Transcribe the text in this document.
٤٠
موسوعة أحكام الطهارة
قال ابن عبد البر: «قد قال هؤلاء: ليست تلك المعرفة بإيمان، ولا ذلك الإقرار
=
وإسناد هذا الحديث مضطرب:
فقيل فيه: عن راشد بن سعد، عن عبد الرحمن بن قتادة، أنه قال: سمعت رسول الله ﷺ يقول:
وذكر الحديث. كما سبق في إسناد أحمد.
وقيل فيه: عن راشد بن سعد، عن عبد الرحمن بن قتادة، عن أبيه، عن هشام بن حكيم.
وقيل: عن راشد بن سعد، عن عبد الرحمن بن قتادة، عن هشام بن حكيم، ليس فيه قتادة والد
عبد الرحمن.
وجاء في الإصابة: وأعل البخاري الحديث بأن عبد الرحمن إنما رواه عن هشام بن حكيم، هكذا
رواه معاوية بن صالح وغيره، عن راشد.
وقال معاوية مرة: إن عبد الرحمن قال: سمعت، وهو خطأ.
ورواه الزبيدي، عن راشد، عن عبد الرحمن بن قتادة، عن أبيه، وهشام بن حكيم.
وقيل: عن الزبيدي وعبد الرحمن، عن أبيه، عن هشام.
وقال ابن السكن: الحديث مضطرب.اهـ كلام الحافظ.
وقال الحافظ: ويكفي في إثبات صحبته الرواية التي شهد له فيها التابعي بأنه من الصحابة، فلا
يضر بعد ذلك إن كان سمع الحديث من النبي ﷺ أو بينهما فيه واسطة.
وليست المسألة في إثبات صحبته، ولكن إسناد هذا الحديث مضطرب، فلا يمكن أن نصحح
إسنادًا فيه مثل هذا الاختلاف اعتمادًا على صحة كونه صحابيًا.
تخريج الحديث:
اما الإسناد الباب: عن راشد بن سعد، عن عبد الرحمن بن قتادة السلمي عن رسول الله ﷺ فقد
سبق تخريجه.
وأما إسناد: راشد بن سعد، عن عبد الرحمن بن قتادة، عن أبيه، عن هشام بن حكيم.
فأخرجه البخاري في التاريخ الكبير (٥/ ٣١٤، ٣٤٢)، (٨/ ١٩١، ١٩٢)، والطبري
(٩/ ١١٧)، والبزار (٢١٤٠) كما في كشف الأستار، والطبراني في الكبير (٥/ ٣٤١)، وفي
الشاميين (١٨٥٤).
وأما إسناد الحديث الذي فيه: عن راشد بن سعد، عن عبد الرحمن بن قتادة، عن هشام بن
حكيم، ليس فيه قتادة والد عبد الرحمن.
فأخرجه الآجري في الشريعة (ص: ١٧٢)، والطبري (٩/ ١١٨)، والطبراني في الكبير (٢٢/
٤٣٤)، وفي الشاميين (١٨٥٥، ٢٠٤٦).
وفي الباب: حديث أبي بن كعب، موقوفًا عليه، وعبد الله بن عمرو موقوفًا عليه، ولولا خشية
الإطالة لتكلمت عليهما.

★ ★ ★ ★ ★

**Exercise instructions:** From the first line to the last, retype the data exactly.

**Written response:**
Transcribe the text in this document.
٤٠
موسوعة أحكام الطهارة
قال ابن عبد البر: «قد قال هؤلاء: ليست تلك المعرفة بإيمان، ولا ذلك الإقرار
=
وإسناد هذا الحديث مضطرب:
فقيل فيه: عن راشد بن سعد، عن عبد الرحمن بن قتادة، أنه قال: سمعت رسول الله ﷺ يقول:
وذكر الحديث. كما سبق في إسناد أحمد.
وقيل فيه: عن راشد بن سعد، عن عبد الرحمن بن قتادة، عن أبيه، عن هشام بن حكيم.
وقيل: عن راشد بن سعد، عن عبد الرحمن بن قتادة، عن هشام بن حكيم، ليس فيه قتادة والد
عبد الرحمن.
وجاء في الإصابة: وأعل البخاري الحديث بأن عبد الرحمن إنما رواه عن هشام بن حكيم، هكذا
رواه معاوية بن صالح وغيره، عن راشد.
وقال معاوية مرة: إن عبد الرحمن قال: سمعت، وهو خطأ.
ورواه الزبيدي، عن راشد، عن عبد الرحمن بن قتادة، عن أبيه، وهشام بن حكيم.
وقيل: عن الزبيدي وعبد الرحمن، عن أبيه، عن هشام.
وقال ابن السكن: الحديث مضطرب.اهـ كلام الحافظ.
وقال الحافظ: ويكفي في إثبات صحبته الرواية التي شهد له فيها التابعي بأنه من الصحابة، فلا
يضر بعد ذلك إن كان سمع الحديث من النبي ﷺ أو بينهما فيه واسطة.
وليست المسألة في إثبات صحبته، ولكن إسناد هذا الحديث مضطرب، فلا يمكن أن نصحح
إسنادًا فيه مثل هذا الاختلاف اعتمادًا على صحة كونه صحابيًا.
تخريج الحديث:
اما الإسناد الباب: عن راشد بن سعد، عن عبد الرحمن بن قتادة السلمي عن رسول الله ﷺ فقد
سبق تخريجه.
وأما إسناد: راشد بن سعد، عن عبد الرحمن بن قتادة، عن أبيه، عن هشام بن حكيم.
فأخرجه البخاري في التاريخ الكبير (٥/ ٣١٤، ٣٤٢)، (٨/ ١٩١، ١٩٢)، والطبري
(٩/ ١١٧)، والبزار (٢١٤٠) كما في كشف الأستار، والطبراني في الكبير (٥/ ٣٤١)، وفي
الشاميين (١٨٥٤).
وأما إسناد الحديث الذي فيه: عن راشد بن سعد، عن عبد الرحمن بن قتادة، عن هشام بن
حكيم، ليس فيه قتادة والد عبد الرحمن.
فأخرجه الآجري في الشريعة (ص: ١٧٢)، والطبري (٩/ ١١٨)، والطبراني في الكبير (٢٢/
٤٣٤)، وفي الشاميين (١٨٥٥، ٢٠٤٦).
وفي الباب: حديث أبي بن كعب، موقوفًا عليه، وعبد الله بن عمرو موقوفًا عليه، ولولا خشية
الإطالة لتكلمت عليهما.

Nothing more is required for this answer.